Figure record listings
— begin —

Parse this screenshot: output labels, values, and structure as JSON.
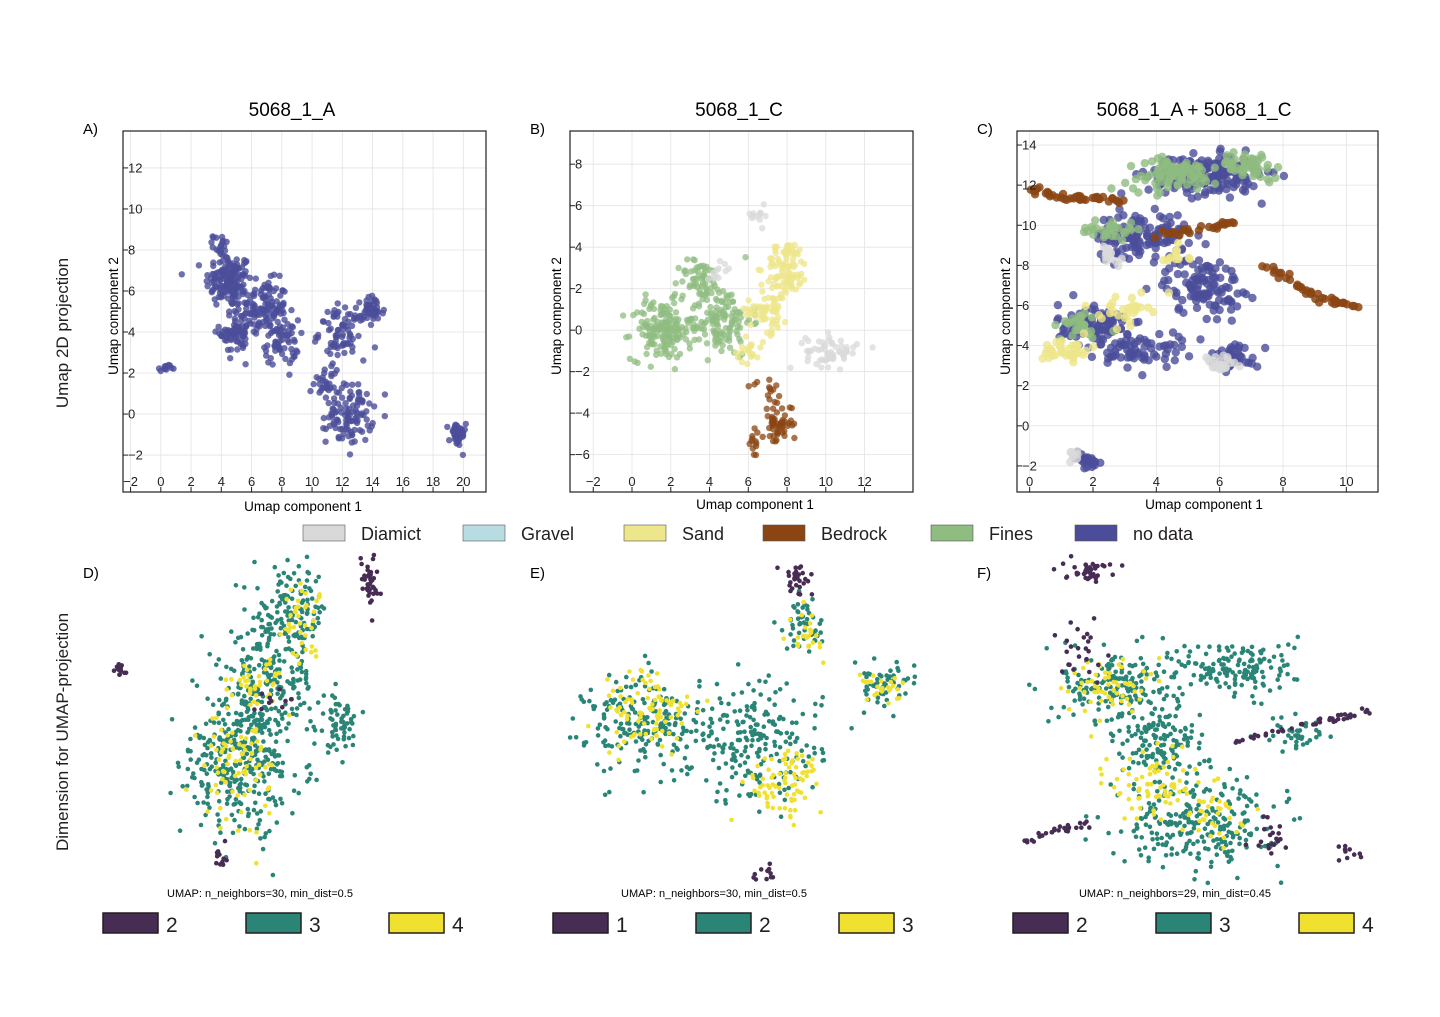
{
  "row_labels": {
    "top": "Umap 2D projection",
    "bottom": "Dimension for UMAP-projection"
  },
  "legend": [
    {
      "label": "Diamict",
      "color": "#d9d9d9"
    },
    {
      "label": "Gravel",
      "color": "#b7dce2"
    },
    {
      "label": "Sand",
      "color": "#eee68a"
    },
    {
      "label": "Bedrock",
      "color": "#8b4513"
    },
    {
      "label": "Fines",
      "color": "#8fbc80"
    },
    {
      "label": "no data",
      "color": "#4b4d9a"
    }
  ],
  "chart_data": [
    {
      "panel": "A)",
      "type": "scatter",
      "title": "5068_1_A",
      "xlabel": "Umap component 1",
      "ylabel": "Umap  component 2",
      "xlim": [
        -2.5,
        21.5
      ],
      "ylim": [
        -3.8,
        13.8
      ],
      "xticks": [
        -2,
        0,
        2,
        4,
        6,
        8,
        10,
        12,
        14,
        16,
        18,
        20
      ],
      "yticks": [
        -2,
        0,
        2,
        4,
        6,
        8,
        10,
        12
      ],
      "grid": true,
      "series": [
        {
          "name": "no data",
          "color": "#4b4d9a",
          "clusters": [
            [
              4.5,
              6.5,
              1.4,
              1.2,
              140
            ],
            [
              6.8,
              5.2,
              1.4,
              1.2,
              120
            ],
            [
              5.0,
              4.0,
              1.0,
              1.0,
              70
            ],
            [
              8.0,
              3.5,
              1.0,
              1.0,
              60
            ],
            [
              12.0,
              4.0,
              1.4,
              1.2,
              80
            ],
            [
              14.0,
              5.0,
              0.7,
              0.7,
              40
            ],
            [
              12.5,
              0.0,
              1.4,
              1.3,
              100
            ],
            [
              11.0,
              1.5,
              0.8,
              0.8,
              30
            ],
            [
              4.0,
              8.2,
              0.5,
              0.5,
              20
            ],
            [
              0.3,
              2.2,
              0.4,
              0.2,
              12
            ],
            [
              19.6,
              -1.0,
              0.5,
              0.6,
              45
            ]
          ]
        }
      ]
    },
    {
      "panel": "B)",
      "type": "scatter",
      "title": "5068_1_C",
      "xlabel": "Umap component 1",
      "ylabel": "Umap  component 2",
      "xlim": [
        -3.2,
        14.5
      ],
      "ylim": [
        -7.8,
        9.6
      ],
      "xticks": [
        -2,
        0,
        2,
        4,
        6,
        8,
        10,
        12
      ],
      "yticks": [
        -6,
        -4,
        -2,
        0,
        2,
        4,
        6,
        8
      ],
      "grid": true,
      "series": [
        {
          "name": "Fines",
          "color": "#8fbc80",
          "clusters": [
            [
              1.5,
              0.0,
              1.4,
              1.3,
              150
            ],
            [
              4.5,
              0.5,
              1.5,
              1.6,
              140
            ],
            [
              3.5,
              2.5,
              1.0,
              0.8,
              50
            ]
          ]
        },
        {
          "name": "Sand",
          "color": "#eee68a",
          "clusters": [
            [
              8.0,
              3.0,
              1.0,
              1.2,
              90
            ],
            [
              7.0,
              1.0,
              1.0,
              1.0,
              60
            ],
            [
              6.0,
              -1.0,
              0.7,
              0.5,
              20
            ]
          ]
        },
        {
          "name": "Diamict",
          "color": "#d9d9d9",
          "clusters": [
            [
              10.3,
              -1.0,
              1.2,
              0.7,
              60
            ],
            [
              6.5,
              5.5,
              0.5,
              0.4,
              12
            ],
            [
              4.5,
              3.0,
              0.6,
              0.4,
              12
            ]
          ]
        },
        {
          "name": "Bedrock",
          "color": "#8b4513",
          "clusters": [
            [
              7.5,
              -4.5,
              0.7,
              1.0,
              55
            ],
            [
              6.3,
              -5.5,
              0.3,
              0.6,
              12
            ],
            [
              7.0,
              -2.8,
              0.8,
              0.3,
              10
            ]
          ]
        }
      ]
    },
    {
      "panel": "C)",
      "type": "scatter",
      "title": "5068_1_A + 5068_1_C",
      "xlabel": "Umap component 1",
      "ylabel": "Umap  component 2",
      "xlim": [
        -0.4,
        11.0
      ],
      "ylim": [
        -3.3,
        14.7
      ],
      "xticks": [
        0,
        2,
        4,
        6,
        8,
        10
      ],
      "yticks": [
        -2,
        0,
        2,
        4,
        6,
        8,
        10,
        12,
        14
      ],
      "grid": true,
      "series": [
        {
          "name": "no data",
          "color": "#4b4d9a",
          "clusters": [
            [
              5.5,
              12.5,
              1.6,
              0.9,
              200
            ],
            [
              3.5,
              9.5,
              1.3,
              1.0,
              120
            ],
            [
              5.5,
              7.0,
              1.1,
              1.3,
              110
            ],
            [
              2.0,
              5.0,
              1.0,
              1.0,
              110
            ],
            [
              3.5,
              3.8,
              1.2,
              0.8,
              70
            ],
            [
              6.5,
              3.5,
              0.7,
              0.6,
              40
            ],
            [
              1.8,
              -1.7,
              0.4,
              0.4,
              25
            ]
          ]
        },
        {
          "name": "Fines",
          "color": "#8fbc80",
          "clusters": [
            [
              4.5,
              12.5,
              1.3,
              0.7,
              90
            ],
            [
              7.0,
              13.0,
              0.9,
              0.6,
              50
            ],
            [
              2.5,
              9.8,
              0.8,
              0.5,
              30
            ],
            [
              1.5,
              5.0,
              0.8,
              0.6,
              30
            ]
          ]
        },
        {
          "name": "Sand",
          "color": "#eee68a",
          "clusters": [
            [
              1.2,
              3.8,
              0.7,
              0.5,
              40
            ],
            [
              3.0,
              5.8,
              0.7,
              0.7,
              30
            ],
            [
              4.5,
              8.5,
              0.5,
              0.4,
              12
            ]
          ]
        },
        {
          "name": "Diamict",
          "color": "#d9d9d9",
          "clusters": [
            [
              6.0,
              3.0,
              0.5,
              0.5,
              25
            ],
            [
              2.5,
              8.5,
              0.5,
              0.6,
              15
            ],
            [
              1.4,
              -1.5,
              0.3,
              0.3,
              8
            ]
          ]
        },
        {
          "name": "Bedrock",
          "color": "#8b4513",
          "paths": [
            [
              [
                0.0,
                11.8
              ],
              [
                1.0,
                11.4
              ],
              [
                2.0,
                11.3
              ],
              [
                3.0,
                11.2
              ]
            ],
            [
              [
                7.5,
                8.0
              ],
              [
                8.5,
                6.9
              ],
              [
                9.5,
                6.2
              ],
              [
                10.5,
                5.9
              ]
            ],
            [
              [
                4.0,
                9.5
              ],
              [
                5.5,
                9.8
              ],
              [
                6.5,
                10.2
              ]
            ]
          ]
        }
      ]
    },
    {
      "panel": "D)",
      "type": "scatter",
      "note": "UMAP: n_neighbors=30, min_dist=0.5",
      "categories": [
        {
          "label": "2",
          "color": "#472d54"
        },
        {
          "label": "3",
          "color": "#2a8577"
        },
        {
          "label": "4",
          "color": "#f0e130"
        }
      ],
      "series": [
        {
          "name": "3",
          "color": "#2a8577",
          "clusters": [
            [
              0.52,
              0.4,
              0.18,
              0.22,
              330
            ],
            [
              0.6,
              0.62,
              0.15,
              0.14,
              140
            ],
            [
              0.67,
              0.82,
              0.12,
              0.12,
              140
            ],
            [
              0.84,
              0.48,
              0.07,
              0.08,
              60
            ],
            [
              0.37,
              0.35,
              0.07,
              0.15,
              60
            ]
          ]
        },
        {
          "name": "4",
          "color": "#f0e130",
          "clusters": [
            [
              0.48,
              0.35,
              0.12,
              0.15,
              80
            ],
            [
              0.55,
              0.6,
              0.08,
              0.08,
              40
            ],
            [
              0.7,
              0.8,
              0.08,
              0.1,
              40
            ]
          ]
        },
        {
          "name": "2",
          "color": "#472d54",
          "clusters": [
            [
              0.06,
              0.65,
              0.02,
              0.02,
              14
            ],
            [
              0.95,
              0.92,
              0.03,
              0.07,
              40
            ],
            [
              0.42,
              0.08,
              0.02,
              0.05,
              12
            ],
            [
              0.6,
              0.55,
              0.05,
              0.05,
              10
            ]
          ]
        }
      ]
    },
    {
      "panel": "E)",
      "type": "scatter",
      "note": "UMAP: n_neighbors=30, min_dist=0.5",
      "categories": [
        {
          "label": "1",
          "color": "#472d54"
        },
        {
          "label": "2",
          "color": "#2a8577"
        },
        {
          "label": "3",
          "color": "#f0e130"
        }
      ],
      "series": [
        {
          "name": "2",
          "color": "#2a8577",
          "clusters": [
            [
              0.25,
              0.48,
              0.16,
              0.14,
              220
            ],
            [
              0.55,
              0.42,
              0.16,
              0.16,
              200
            ],
            [
              0.9,
              0.6,
              0.08,
              0.06,
              60
            ],
            [
              0.68,
              0.78,
              0.05,
              0.07,
              50
            ]
          ]
        },
        {
          "name": "3",
          "color": "#f0e130",
          "clusters": [
            [
              0.25,
              0.52,
              0.12,
              0.12,
              90
            ],
            [
              0.62,
              0.3,
              0.1,
              0.1,
              80
            ],
            [
              0.9,
              0.6,
              0.06,
              0.04,
              25
            ],
            [
              0.68,
              0.75,
              0.04,
              0.06,
              25
            ]
          ]
        },
        {
          "name": "1",
          "color": "#472d54",
          "clusters": [
            [
              0.66,
              0.92,
              0.04,
              0.04,
              30
            ],
            [
              0.57,
              0.03,
              0.03,
              0.02,
              12
            ]
          ]
        }
      ]
    },
    {
      "panel": "F)",
      "type": "scatter",
      "note": "UMAP: n_neighbors=29, min_dist=0.45",
      "categories": [
        {
          "label": "2",
          "color": "#472d54"
        },
        {
          "label": "3",
          "color": "#2a8577"
        },
        {
          "label": "4",
          "color": "#f0e130"
        }
      ],
      "series": [
        {
          "name": "3",
          "color": "#2a8577",
          "clusters": [
            [
              0.52,
              0.18,
              0.2,
              0.12,
              250
            ],
            [
              0.4,
              0.42,
              0.12,
              0.12,
              150
            ],
            [
              0.28,
              0.6,
              0.14,
              0.1,
              170
            ],
            [
              0.62,
              0.65,
              0.15,
              0.08,
              150
            ],
            [
              0.78,
              0.45,
              0.08,
              0.05,
              40
            ]
          ]
        },
        {
          "name": "4",
          "color": "#f0e130",
          "clusters": [
            [
              0.4,
              0.3,
              0.12,
              0.1,
              80
            ],
            [
              0.25,
              0.6,
              0.1,
              0.08,
              60
            ],
            [
              0.55,
              0.2,
              0.08,
              0.06,
              30
            ]
          ]
        },
        {
          "name": "2",
          "color": "#472d54",
          "paths": [
            [
              [
                0.02,
                0.12
              ],
              [
                0.12,
                0.16
              ],
              [
                0.2,
                0.18
              ]
            ],
            [
              [
                0.6,
                0.42
              ],
              [
                0.75,
                0.47
              ],
              [
                0.9,
                0.5
              ],
              [
                0.99,
                0.52
              ]
            ]
          ],
          "clusters": [
            [
              0.2,
              0.95,
              0.06,
              0.03,
              40
            ],
            [
              0.18,
              0.7,
              0.06,
              0.08,
              25
            ],
            [
              0.7,
              0.15,
              0.06,
              0.05,
              20
            ],
            [
              0.93,
              0.1,
              0.03,
              0.05,
              10
            ]
          ]
        }
      ]
    }
  ]
}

— end —

◆ Task requirements ◆
Where a line contains the string "projection", extract that line.

◆ Solution to the exercise ◆
    "top": "Umap 2D projection",
    "bottom": "Dimension for UMAP-projection"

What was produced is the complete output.